Exercise aim: Filter the records for lines holding the string "image".

(Data entries)

########################################

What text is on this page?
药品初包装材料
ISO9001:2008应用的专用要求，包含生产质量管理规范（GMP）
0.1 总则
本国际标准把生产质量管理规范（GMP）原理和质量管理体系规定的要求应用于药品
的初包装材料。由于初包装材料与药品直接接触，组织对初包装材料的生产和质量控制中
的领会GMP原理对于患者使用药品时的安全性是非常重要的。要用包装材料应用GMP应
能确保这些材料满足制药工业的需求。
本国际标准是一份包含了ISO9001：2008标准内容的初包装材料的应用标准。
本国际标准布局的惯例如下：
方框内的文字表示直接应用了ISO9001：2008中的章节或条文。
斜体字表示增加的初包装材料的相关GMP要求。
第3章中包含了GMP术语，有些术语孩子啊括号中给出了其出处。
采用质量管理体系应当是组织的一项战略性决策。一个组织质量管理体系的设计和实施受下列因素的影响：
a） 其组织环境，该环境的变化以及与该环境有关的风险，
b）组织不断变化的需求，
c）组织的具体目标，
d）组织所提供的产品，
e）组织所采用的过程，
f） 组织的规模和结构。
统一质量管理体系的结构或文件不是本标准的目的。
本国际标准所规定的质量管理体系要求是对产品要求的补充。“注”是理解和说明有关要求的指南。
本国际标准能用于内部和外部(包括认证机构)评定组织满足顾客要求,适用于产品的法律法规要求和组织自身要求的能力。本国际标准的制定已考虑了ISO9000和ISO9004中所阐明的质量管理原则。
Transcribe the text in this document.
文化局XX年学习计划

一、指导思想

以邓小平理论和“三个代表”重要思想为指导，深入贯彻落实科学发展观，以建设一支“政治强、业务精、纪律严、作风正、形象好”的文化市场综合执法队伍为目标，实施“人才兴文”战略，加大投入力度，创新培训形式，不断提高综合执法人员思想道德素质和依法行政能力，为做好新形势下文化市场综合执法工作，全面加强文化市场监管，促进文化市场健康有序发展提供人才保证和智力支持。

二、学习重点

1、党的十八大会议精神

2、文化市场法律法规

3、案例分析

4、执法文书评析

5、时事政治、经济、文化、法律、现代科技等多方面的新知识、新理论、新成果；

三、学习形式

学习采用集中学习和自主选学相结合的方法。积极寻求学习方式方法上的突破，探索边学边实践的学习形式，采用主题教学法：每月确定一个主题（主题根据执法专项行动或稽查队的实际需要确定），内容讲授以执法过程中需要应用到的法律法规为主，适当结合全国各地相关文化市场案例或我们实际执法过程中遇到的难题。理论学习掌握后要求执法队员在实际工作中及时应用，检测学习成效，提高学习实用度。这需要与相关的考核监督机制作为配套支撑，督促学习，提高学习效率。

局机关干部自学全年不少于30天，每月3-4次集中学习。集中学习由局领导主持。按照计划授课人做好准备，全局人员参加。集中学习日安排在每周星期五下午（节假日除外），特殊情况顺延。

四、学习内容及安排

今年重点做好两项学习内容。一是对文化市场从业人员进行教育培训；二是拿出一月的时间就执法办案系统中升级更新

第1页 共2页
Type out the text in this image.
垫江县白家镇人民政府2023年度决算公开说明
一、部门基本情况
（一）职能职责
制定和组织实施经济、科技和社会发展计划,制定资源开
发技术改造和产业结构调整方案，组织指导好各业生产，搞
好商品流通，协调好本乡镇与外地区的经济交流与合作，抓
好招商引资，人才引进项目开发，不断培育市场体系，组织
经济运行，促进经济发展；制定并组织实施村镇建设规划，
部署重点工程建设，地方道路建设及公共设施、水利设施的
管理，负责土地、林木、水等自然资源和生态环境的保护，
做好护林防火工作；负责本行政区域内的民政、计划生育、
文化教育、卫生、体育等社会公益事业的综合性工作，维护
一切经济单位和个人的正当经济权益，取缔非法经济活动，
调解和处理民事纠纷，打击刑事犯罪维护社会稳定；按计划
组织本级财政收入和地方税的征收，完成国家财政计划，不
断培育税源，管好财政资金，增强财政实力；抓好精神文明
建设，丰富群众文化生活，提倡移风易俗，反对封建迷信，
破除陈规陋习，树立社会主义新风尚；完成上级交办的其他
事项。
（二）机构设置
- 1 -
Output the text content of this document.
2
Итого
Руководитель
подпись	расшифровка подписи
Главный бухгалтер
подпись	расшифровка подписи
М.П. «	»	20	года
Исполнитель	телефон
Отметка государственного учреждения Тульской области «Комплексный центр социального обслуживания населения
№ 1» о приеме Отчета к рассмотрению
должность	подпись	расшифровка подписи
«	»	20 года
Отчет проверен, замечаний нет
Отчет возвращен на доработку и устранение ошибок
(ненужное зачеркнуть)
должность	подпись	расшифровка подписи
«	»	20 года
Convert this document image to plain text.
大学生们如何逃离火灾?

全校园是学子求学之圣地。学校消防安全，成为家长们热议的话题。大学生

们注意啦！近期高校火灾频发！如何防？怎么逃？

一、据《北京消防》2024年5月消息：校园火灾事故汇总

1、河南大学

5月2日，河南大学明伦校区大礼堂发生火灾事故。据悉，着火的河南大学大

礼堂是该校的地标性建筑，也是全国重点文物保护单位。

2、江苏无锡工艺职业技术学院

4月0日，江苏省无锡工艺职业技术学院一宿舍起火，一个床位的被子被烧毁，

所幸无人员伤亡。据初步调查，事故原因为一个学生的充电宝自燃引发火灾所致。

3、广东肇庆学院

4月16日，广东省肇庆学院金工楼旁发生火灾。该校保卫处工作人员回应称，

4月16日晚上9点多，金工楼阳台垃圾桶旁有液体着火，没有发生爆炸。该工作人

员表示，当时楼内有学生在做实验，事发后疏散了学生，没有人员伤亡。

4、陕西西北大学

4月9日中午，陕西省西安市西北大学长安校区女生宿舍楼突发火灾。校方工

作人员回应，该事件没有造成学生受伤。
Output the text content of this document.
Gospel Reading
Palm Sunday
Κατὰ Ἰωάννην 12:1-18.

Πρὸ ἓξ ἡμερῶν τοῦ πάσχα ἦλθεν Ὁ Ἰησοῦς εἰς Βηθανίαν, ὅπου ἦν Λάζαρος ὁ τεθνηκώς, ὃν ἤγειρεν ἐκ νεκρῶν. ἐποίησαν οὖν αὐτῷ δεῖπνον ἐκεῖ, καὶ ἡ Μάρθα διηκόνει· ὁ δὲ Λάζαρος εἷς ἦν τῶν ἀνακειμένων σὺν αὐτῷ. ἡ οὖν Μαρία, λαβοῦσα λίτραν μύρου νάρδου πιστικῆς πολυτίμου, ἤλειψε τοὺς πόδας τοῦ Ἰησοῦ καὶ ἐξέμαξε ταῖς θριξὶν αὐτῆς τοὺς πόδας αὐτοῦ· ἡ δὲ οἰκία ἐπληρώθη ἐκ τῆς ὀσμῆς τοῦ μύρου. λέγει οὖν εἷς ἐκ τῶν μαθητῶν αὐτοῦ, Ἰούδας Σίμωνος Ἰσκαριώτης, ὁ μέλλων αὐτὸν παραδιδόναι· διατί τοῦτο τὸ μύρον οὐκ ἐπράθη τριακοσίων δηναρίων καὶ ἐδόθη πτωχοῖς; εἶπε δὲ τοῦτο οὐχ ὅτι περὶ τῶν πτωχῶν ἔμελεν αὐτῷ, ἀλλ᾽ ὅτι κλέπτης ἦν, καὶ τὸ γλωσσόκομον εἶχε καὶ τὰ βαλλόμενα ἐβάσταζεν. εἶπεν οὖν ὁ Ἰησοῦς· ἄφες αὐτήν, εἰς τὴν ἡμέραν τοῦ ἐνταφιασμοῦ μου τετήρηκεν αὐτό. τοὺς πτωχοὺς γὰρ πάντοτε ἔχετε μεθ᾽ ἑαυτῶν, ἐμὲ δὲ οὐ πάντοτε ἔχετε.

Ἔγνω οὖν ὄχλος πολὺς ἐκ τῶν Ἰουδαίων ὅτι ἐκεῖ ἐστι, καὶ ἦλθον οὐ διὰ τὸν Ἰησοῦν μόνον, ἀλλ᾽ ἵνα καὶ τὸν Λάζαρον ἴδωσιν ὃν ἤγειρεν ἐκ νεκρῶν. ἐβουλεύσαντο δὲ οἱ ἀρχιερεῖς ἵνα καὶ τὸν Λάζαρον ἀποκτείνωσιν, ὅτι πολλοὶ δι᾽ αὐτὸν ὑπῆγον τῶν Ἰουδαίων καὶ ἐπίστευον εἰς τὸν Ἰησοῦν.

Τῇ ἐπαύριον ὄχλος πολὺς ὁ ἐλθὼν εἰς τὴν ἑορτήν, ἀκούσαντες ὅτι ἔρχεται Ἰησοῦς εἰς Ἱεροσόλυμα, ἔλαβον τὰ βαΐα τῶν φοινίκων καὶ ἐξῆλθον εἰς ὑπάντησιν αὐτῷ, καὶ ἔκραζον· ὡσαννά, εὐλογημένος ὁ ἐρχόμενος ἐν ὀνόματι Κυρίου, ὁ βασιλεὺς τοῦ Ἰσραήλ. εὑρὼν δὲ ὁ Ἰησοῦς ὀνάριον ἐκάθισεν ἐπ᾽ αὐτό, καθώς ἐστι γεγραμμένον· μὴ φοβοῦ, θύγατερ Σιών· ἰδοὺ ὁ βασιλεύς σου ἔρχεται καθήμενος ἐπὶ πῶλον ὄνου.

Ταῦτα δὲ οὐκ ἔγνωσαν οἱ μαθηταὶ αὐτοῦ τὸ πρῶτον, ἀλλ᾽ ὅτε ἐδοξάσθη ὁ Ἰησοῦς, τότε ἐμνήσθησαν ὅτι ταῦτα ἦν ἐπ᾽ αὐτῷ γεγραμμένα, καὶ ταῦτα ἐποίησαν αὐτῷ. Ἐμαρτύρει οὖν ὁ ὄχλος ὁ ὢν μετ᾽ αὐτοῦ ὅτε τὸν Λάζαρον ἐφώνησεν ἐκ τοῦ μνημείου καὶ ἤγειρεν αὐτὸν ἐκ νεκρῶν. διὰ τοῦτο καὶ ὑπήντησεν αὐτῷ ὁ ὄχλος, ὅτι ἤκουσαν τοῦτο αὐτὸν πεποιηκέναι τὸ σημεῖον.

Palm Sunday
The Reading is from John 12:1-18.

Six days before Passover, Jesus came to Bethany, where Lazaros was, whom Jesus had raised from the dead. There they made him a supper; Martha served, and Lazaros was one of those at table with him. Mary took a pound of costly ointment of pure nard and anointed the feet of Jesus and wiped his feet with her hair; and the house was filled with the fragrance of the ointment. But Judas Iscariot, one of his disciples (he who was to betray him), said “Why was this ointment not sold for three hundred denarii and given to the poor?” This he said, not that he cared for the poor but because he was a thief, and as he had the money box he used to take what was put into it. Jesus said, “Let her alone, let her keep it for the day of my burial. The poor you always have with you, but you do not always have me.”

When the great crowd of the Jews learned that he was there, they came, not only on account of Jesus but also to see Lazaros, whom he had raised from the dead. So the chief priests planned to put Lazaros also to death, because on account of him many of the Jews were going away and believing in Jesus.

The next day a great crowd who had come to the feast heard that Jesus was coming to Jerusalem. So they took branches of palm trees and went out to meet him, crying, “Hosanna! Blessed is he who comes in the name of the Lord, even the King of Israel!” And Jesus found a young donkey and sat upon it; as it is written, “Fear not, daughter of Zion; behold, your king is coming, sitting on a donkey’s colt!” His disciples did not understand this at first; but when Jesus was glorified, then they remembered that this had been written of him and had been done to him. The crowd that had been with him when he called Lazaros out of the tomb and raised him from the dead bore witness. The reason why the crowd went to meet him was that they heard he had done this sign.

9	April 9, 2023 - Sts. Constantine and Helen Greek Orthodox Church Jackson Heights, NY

########################################

Response for this exercise:
Type out the text in this image.
Convert this document image to plain text.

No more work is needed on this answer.